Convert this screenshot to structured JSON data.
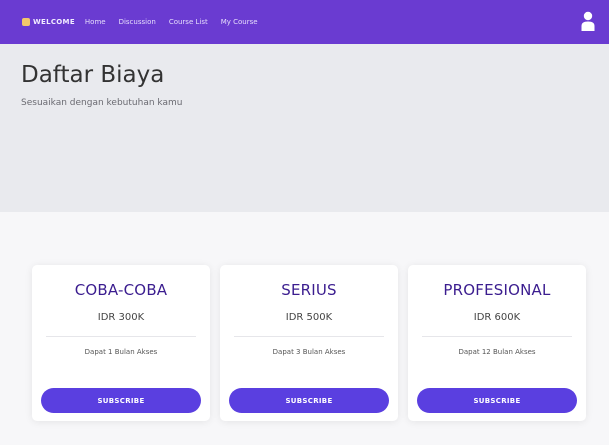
{
  "navbar": {
    "brand": "WELCOME",
    "links": [
      "Home",
      "Discussion",
      "Course List",
      "My Course"
    ],
    "user_icon": "user-icon"
  },
  "hero": {
    "title": "Daftar Biaya",
    "subtitle": "Sesuaikan dengan kebutuhan kamu"
  },
  "plans": [
    {
      "name": "COBA-COBA",
      "price": "IDR 300K",
      "access": "Dapat 1 Bulan Akses",
      "button": "SUBSCRIBE"
    },
    {
      "name": "SERIUS",
      "price": "IDR 500K",
      "access": "Dapat 3 Bulan Akses",
      "button": "SUBSCRIBE"
    },
    {
      "name": "PROFESIONAL",
      "price": "IDR 600K",
      "access": "Dapat 12 Bulan Akses",
      "button": "SUBSCRIBE"
    }
  ],
  "colors": {
    "navbar": "#6a3bd1",
    "hero_background": "#e9eaee",
    "plan_title": "#3b1d8f",
    "button": "#5a3fe0"
  }
}
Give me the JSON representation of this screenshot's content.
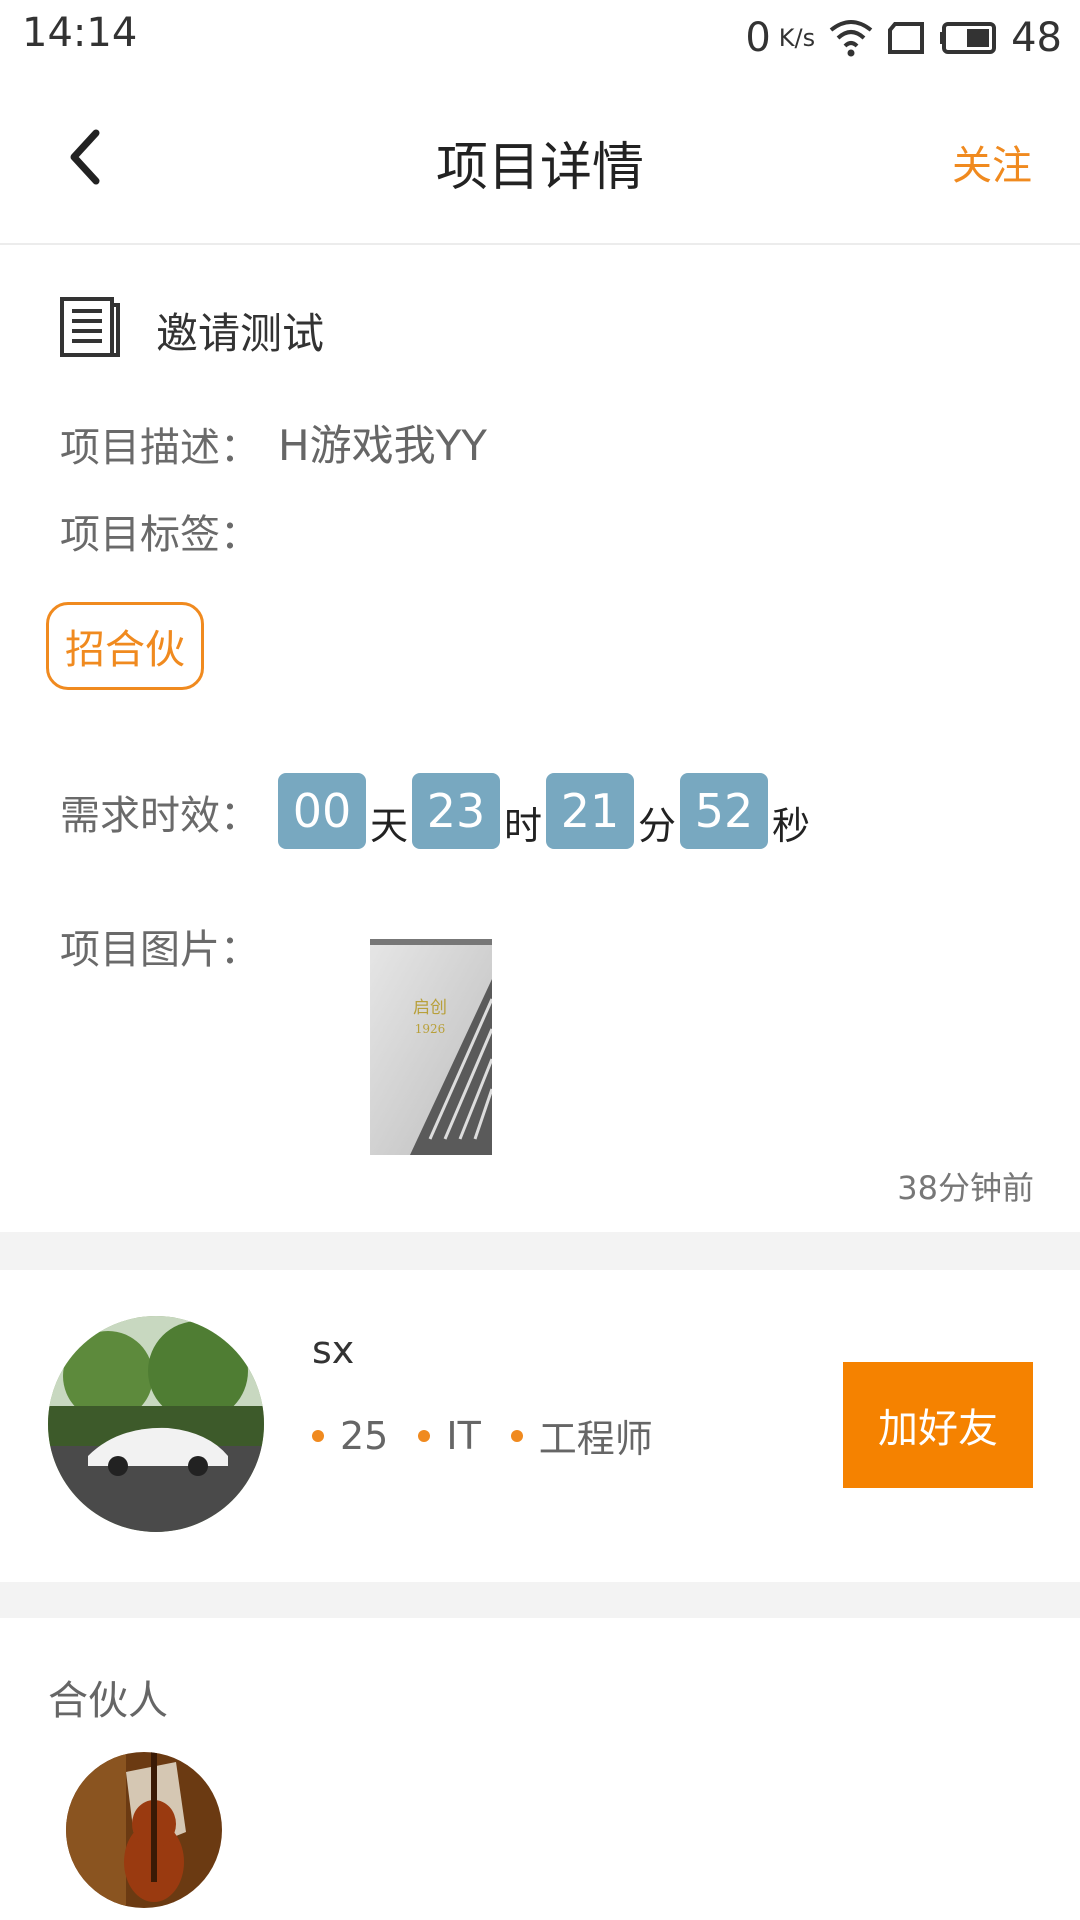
{
  "status_bar": {
    "time": "14:14",
    "net_speed_value": "0",
    "net_speed_unit": "K/s",
    "battery": "48"
  },
  "header": {
    "title": "项目详情",
    "follow_label": "关注"
  },
  "project": {
    "name": "邀请测试",
    "description_label": "项目描述：",
    "description_value": "H游戏我YY",
    "tags_label": "项目标签：",
    "tag": "招合伙",
    "timer_label": "需求时效：",
    "timer": {
      "days": "00",
      "days_unit": "天",
      "hours": "23",
      "hours_unit": "时",
      "minutes": "21",
      "minutes_unit": "分",
      "seconds": "52",
      "seconds_unit": "秒"
    },
    "images_label": "项目图片：",
    "image_text_line1": "启创",
    "image_text_line2": "1926",
    "time_ago": "38分钟前"
  },
  "user": {
    "name": "sx",
    "age": "25",
    "industry": "IT",
    "job": "工程师",
    "add_friend_label": "加好友"
  },
  "partners": {
    "title": "合伙人"
  },
  "colors": {
    "accent": "#f08a1f",
    "button": "#f58200",
    "timer_box": "#78a8c0"
  }
}
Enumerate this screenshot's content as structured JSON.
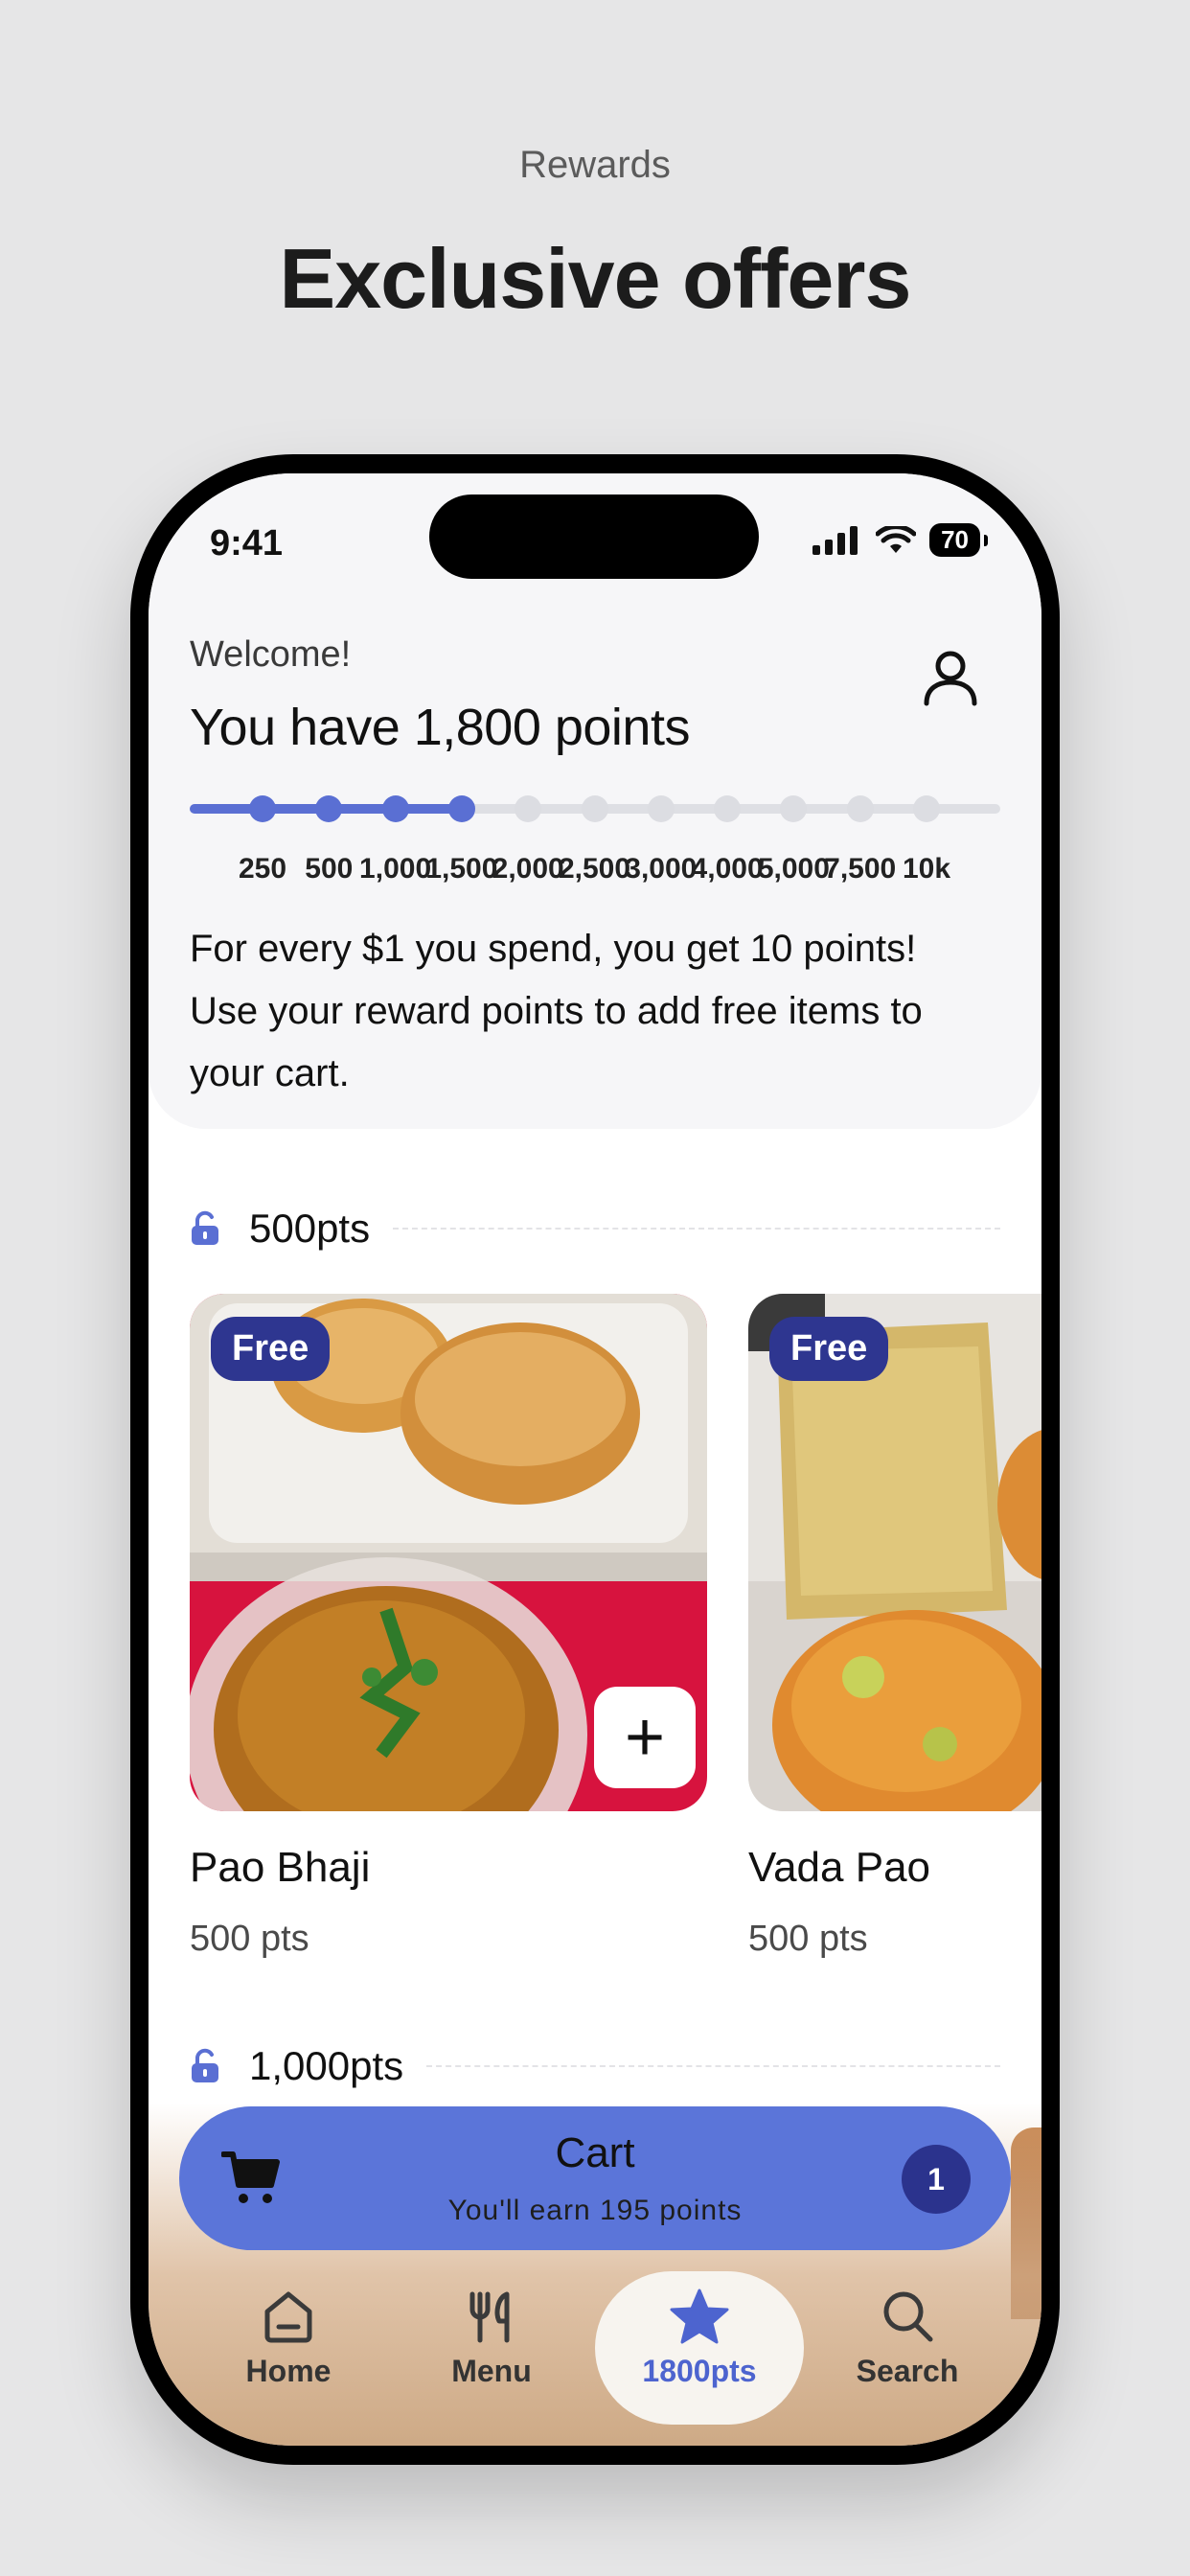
{
  "header": {
    "eyebrow": "Rewards",
    "title": "Exclusive offers"
  },
  "status_bar": {
    "time": "9:41",
    "battery": "70"
  },
  "rewards": {
    "welcome": "Welcome!",
    "points_title": "You have 1,800 points",
    "progress": {
      "current_points": 1800,
      "milestones": [
        "250",
        "500",
        "1,000",
        "1,500",
        "2,000",
        "2,500",
        "3,000",
        "4,000",
        "5,000",
        "7,500",
        "10k"
      ],
      "reached_count": 4
    },
    "description": "For every $1 you spend, you get 10 points! Use your reward points to add free items to your cart."
  },
  "tiers": [
    {
      "label": "500pts",
      "items": [
        {
          "badge": "Free",
          "name": "Pao Bhaji",
          "points": "500 pts",
          "add_label": "+"
        },
        {
          "badge": "Free",
          "name": "Vada Pao",
          "points": "500 pts"
        }
      ]
    },
    {
      "label": "1,000pts"
    }
  ],
  "cart": {
    "title": "Cart",
    "subtitle": "You'll earn 195 points",
    "count": "1"
  },
  "nav": [
    {
      "label": "Home",
      "icon": "home-icon"
    },
    {
      "label": "Menu",
      "icon": "utensils-icon"
    },
    {
      "label": "1800pts",
      "icon": "star-icon",
      "active": true
    },
    {
      "label": "Search",
      "icon": "search-icon"
    }
  ],
  "colors": {
    "accent": "#5a6fd3",
    "badge": "#2e3690",
    "cart_bar": "#5b75d9"
  }
}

▬▬▬

■ What this task involves: Each entry above is to be written out again unchanged, apart from the pictures, which are left out.

■ Response below:
Convert this screenshot to structured JSON data.
{
  "navbar": {
    "brand": "WELCOME",
    "links": [
      "Home",
      "Discussion",
      "Course List",
      "My Course"
    ],
    "user_icon": "user-icon"
  },
  "hero": {
    "title": "Daftar Biaya",
    "subtitle": "Sesuaikan dengan kebutuhan kamu"
  },
  "plans": [
    {
      "name": "COBA-COBA",
      "price": "IDR 300K",
      "access": "Dapat 1 Bulan Akses",
      "button": "SUBSCRIBE"
    },
    {
      "name": "SERIUS",
      "price": "IDR 500K",
      "access": "Dapat 3 Bulan Akses",
      "button": "SUBSCRIBE"
    },
    {
      "name": "PROFESIONAL",
      "price": "IDR 600K",
      "access": "Dapat 12 Bulan Akses",
      "button": "SUBSCRIBE"
    }
  ],
  "colors": {
    "navbar": "#6a3bd1",
    "hero_background": "#e9eaee",
    "plan_title": "#3b1d8f",
    "button": "#5a3fe0"
  }
}
Give me the JSON representation of this screenshot's content.
{
  "status_bar": {
    "time": "14:14",
    "net_speed_value": "0",
    "net_speed_unit": "K/s",
    "battery": "48"
  },
  "header": {
    "title": "项目详情",
    "follow_label": "关注"
  },
  "project": {
    "name": "邀请测试",
    "description_label": "项目描述：",
    "description_value": "H游戏我YY",
    "tags_label": "项目标签：",
    "tag": "招合伙",
    "timer_label": "需求时效：",
    "timer": {
      "days": "00",
      "days_unit": "天",
      "hours": "23",
      "hours_unit": "时",
      "minutes": "21",
      "minutes_unit": "分",
      "seconds": "52",
      "seconds_unit": "秒"
    },
    "images_label": "项目图片：",
    "image_text_line1": "启创",
    "image_text_line2": "1926",
    "time_ago": "38分钟前"
  },
  "user": {
    "name": "sx",
    "age": "25",
    "industry": "IT",
    "job": "工程师",
    "add_friend_label": "加好友"
  },
  "partners": {
    "title": "合伙人"
  },
  "colors": {
    "accent": "#f08a1f",
    "button": "#f58200",
    "timer_box": "#78a8c0"
  }
}
Enumerate this screenshot's content as structured JSON.
{
  "header": {
    "eyebrow": "Rewards",
    "title": "Exclusive offers"
  },
  "status_bar": {
    "time": "9:41",
    "battery": "70"
  },
  "rewards": {
    "welcome": "Welcome!",
    "points_title": "You have 1,800 points",
    "progress": {
      "current_points": 1800,
      "milestones": [
        "250",
        "500",
        "1,000",
        "1,500",
        "2,000",
        "2,500",
        "3,000",
        "4,000",
        "5,000",
        "7,500",
        "10k"
      ],
      "reached_count": 4
    },
    "description": "For every $1 you spend, you get 10 points! Use your reward points to add free items to your cart."
  },
  "tiers": [
    {
      "label": "500pts",
      "items": [
        {
          "badge": "Free",
          "name": "Pao Bhaji",
          "points": "500 pts",
          "add_label": "+"
        },
        {
          "badge": "Free",
          "name": "Vada Pao",
          "points": "500 pts"
        }
      ]
    },
    {
      "label": "1,000pts"
    }
  ],
  "cart": {
    "title": "Cart",
    "subtitle": "You'll earn 195 points",
    "count": "1"
  },
  "nav": [
    {
      "label": "Home",
      "icon": "home-icon"
    },
    {
      "label": "Menu",
      "icon": "utensils-icon"
    },
    {
      "label": "1800pts",
      "icon": "star-icon",
      "active": true
    },
    {
      "label": "Search",
      "icon": "search-icon"
    }
  ],
  "colors": {
    "accent": "#5a6fd3",
    "badge": "#2e3690",
    "cart_bar": "#5b75d9"
  }
}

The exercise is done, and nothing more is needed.